====== Records provided

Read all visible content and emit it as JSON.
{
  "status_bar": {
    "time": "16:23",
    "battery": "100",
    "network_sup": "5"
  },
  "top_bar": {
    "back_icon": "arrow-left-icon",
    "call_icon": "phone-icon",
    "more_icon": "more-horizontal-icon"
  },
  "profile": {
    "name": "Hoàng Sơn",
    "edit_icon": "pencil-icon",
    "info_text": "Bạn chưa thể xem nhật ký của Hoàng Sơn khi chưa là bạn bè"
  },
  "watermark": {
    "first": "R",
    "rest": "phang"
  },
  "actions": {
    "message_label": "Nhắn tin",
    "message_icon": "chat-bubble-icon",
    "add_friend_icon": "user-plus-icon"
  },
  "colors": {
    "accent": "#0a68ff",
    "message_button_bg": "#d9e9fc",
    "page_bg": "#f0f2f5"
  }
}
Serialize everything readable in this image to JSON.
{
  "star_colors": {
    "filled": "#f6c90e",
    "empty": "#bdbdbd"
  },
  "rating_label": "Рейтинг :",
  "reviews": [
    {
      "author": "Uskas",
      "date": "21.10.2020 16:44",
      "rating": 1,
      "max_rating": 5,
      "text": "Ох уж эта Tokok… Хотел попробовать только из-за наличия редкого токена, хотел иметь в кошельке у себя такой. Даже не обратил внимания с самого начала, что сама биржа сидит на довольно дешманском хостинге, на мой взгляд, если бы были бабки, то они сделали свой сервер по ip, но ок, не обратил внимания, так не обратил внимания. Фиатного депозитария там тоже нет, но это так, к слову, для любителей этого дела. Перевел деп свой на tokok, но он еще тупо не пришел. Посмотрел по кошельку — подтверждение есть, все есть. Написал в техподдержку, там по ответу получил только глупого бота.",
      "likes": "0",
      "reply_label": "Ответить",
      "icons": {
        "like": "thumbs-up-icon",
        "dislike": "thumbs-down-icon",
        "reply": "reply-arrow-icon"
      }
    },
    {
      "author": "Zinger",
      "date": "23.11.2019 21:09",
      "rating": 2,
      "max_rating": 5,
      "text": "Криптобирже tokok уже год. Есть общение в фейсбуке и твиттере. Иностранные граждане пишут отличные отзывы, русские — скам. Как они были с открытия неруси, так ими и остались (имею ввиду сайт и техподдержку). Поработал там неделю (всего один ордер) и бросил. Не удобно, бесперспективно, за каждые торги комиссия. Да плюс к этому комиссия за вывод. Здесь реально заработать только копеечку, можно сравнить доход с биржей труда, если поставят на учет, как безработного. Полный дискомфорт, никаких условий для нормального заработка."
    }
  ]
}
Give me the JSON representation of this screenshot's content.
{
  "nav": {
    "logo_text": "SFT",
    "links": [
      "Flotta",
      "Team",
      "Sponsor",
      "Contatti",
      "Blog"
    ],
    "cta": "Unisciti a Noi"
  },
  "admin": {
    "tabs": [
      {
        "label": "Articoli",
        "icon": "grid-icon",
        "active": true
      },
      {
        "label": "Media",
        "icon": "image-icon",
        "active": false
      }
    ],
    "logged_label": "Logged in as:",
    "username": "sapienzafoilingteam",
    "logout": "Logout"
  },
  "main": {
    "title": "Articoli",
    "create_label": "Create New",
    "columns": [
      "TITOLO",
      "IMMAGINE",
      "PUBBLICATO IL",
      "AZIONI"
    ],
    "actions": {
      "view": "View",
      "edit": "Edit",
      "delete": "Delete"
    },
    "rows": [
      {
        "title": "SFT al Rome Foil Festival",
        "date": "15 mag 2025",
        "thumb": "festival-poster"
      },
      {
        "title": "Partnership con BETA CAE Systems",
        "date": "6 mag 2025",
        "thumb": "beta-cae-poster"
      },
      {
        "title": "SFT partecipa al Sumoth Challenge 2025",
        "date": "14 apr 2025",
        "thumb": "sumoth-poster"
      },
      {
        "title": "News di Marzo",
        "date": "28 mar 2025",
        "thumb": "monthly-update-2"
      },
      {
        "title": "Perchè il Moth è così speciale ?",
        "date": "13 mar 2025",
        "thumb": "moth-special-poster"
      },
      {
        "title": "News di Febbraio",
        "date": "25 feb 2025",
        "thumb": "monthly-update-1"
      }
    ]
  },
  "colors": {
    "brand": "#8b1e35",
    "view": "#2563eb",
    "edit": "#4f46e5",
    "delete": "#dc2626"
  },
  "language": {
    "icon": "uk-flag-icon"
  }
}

============

* _Stated exercise_
Return the listing above word for word.

* _Full answer_
Read all visible content and emit it as JSON.
{
  "status_bar": {
    "time": "16:23",
    "battery": "100",
    "network_sup": "5"
  },
  "top_bar": {
    "back_icon": "arrow-left-icon",
    "call_icon": "phone-icon",
    "more_icon": "more-horizontal-icon"
  },
  "profile": {
    "name": "Hoàng Sơn",
    "edit_icon": "pencil-icon",
    "info_text": "Bạn chưa thể xem nhật ký của Hoàng Sơn khi chưa là bạn bè"
  },
  "watermark": {
    "first": "R",
    "rest": "phang"
  },
  "actions": {
    "message_label": "Nhắn tin",
    "message_icon": "chat-bubble-icon",
    "add_friend_icon": "user-plus-icon"
  },
  "colors": {
    "accent": "#0a68ff",
    "message_button_bg": "#d9e9fc",
    "page_bg": "#f0f2f5"
  }
}
Serialize everything readable in this image to JSON.
{
  "star_colors": {
    "filled": "#f6c90e",
    "empty": "#bdbdbd"
  },
  "rating_label": "Рейтинг :",
  "reviews": [
    {
      "author": "Uskas",
      "date": "21.10.2020 16:44",
      "rating": 1,
      "max_rating": 5,
      "text": "Ох уж эта Tokok… Хотел попробовать только из-за наличия редкого токена, хотел иметь в кошельке у себя такой. Даже не обратил внимания с самого начала, что сама биржа сидит на довольно дешманском хостинге, на мой взгляд, если бы были бабки, то они сделали свой сервер по ip, но ок, не обратил внимания, так не обратил внимания. Фиатного депозитария там тоже нет, но это так, к слову, для любителей этого дела. Перевел деп свой на tokok, но он еще тупо не пришел. Посмотрел по кошельку — подтверждение есть, все есть. Написал в техподдержку, там по ответу получил только глупого бота.",
      "likes": "0",
      "reply_label": "Ответить",
      "icons": {
        "like": "thumbs-up-icon",
        "dislike": "thumbs-down-icon",
        "reply": "reply-arrow-icon"
      }
    },
    {
      "author": "Zinger",
      "date": "23.11.2019 21:09",
      "rating": 2,
      "max_rating": 5,
      "text": "Криптобирже tokok уже год. Есть общение в фейсбуке и твиттере. Иностранные граждане пишут отличные отзывы, русские — скам. Как они были с открытия неруси, так ими и остались (имею ввиду сайт и техподдержку). Поработал там неделю (всего один ордер) и бросил. Не удобно, бесперспективно, за каждые торги комиссия. Да плюс к этому комиссия за вывод. Здесь реально заработать только копеечку, можно сравнить доход с биржей труда, если поставят на учет, как безработного. Полный дискомфорт, никаких условий для нормального заработка."
    }
  ]
}
Give me the JSON representation of this screenshot's content.
{
  "nav": {
    "logo_text": "SFT",
    "links": [
      "Flotta",
      "Team",
      "Sponsor",
      "Contatti",
      "Blog"
    ],
    "cta": "Unisciti a Noi"
  },
  "admin": {
    "tabs": [
      {
        "label": "Articoli",
        "icon": "grid-icon",
        "active": true
      },
      {
        "label": "Media",
        "icon": "image-icon",
        "active": false
      }
    ],
    "logged_label": "Logged in as:",
    "username": "sapienzafoilingteam",
    "logout": "Logout"
  },
  "main": {
    "title": "Articoli",
    "create_label": "Create New",
    "columns": [
      "TITOLO",
      "IMMAGINE",
      "PUBBLICATO IL",
      "AZIONI"
    ],
    "actions": {
      "view": "View",
      "edit": "Edit",
      "delete": "Delete"
    },
    "rows": [
      {
        "title": "SFT al Rome Foil Festival",
        "date": "15 mag 2025",
        "thumb": "festival-poster"
      },
      {
        "title": "Partnership con BETA CAE Systems",
        "date": "6 mag 2025",
        "thumb": "beta-cae-poster"
      },
      {
        "title": "SFT partecipa al Sumoth Challenge 2025",
        "date": "14 apr 2025",
        "thumb": "sumoth-poster"
      },
      {
        "title": "News di Marzo",
        "date": "28 mar 2025",
        "thumb": "monthly-update-2"
      },
      {
        "title": "Perchè il Moth è così speciale ?",
        "date": "13 mar 2025",
        "thumb": "moth-special-poster"
      },
      {
        "title": "News di Febbraio",
        "date": "25 feb 2025",
        "thumb": "monthly-update-1"
      }
    ]
  },
  "colors": {
    "brand": "#8b1e35",
    "view": "#2563eb",
    "edit": "#4f46e5",
    "delete": "#dc2626"
  },
  "language": {
    "icon": "uk-flag-icon"
  }
}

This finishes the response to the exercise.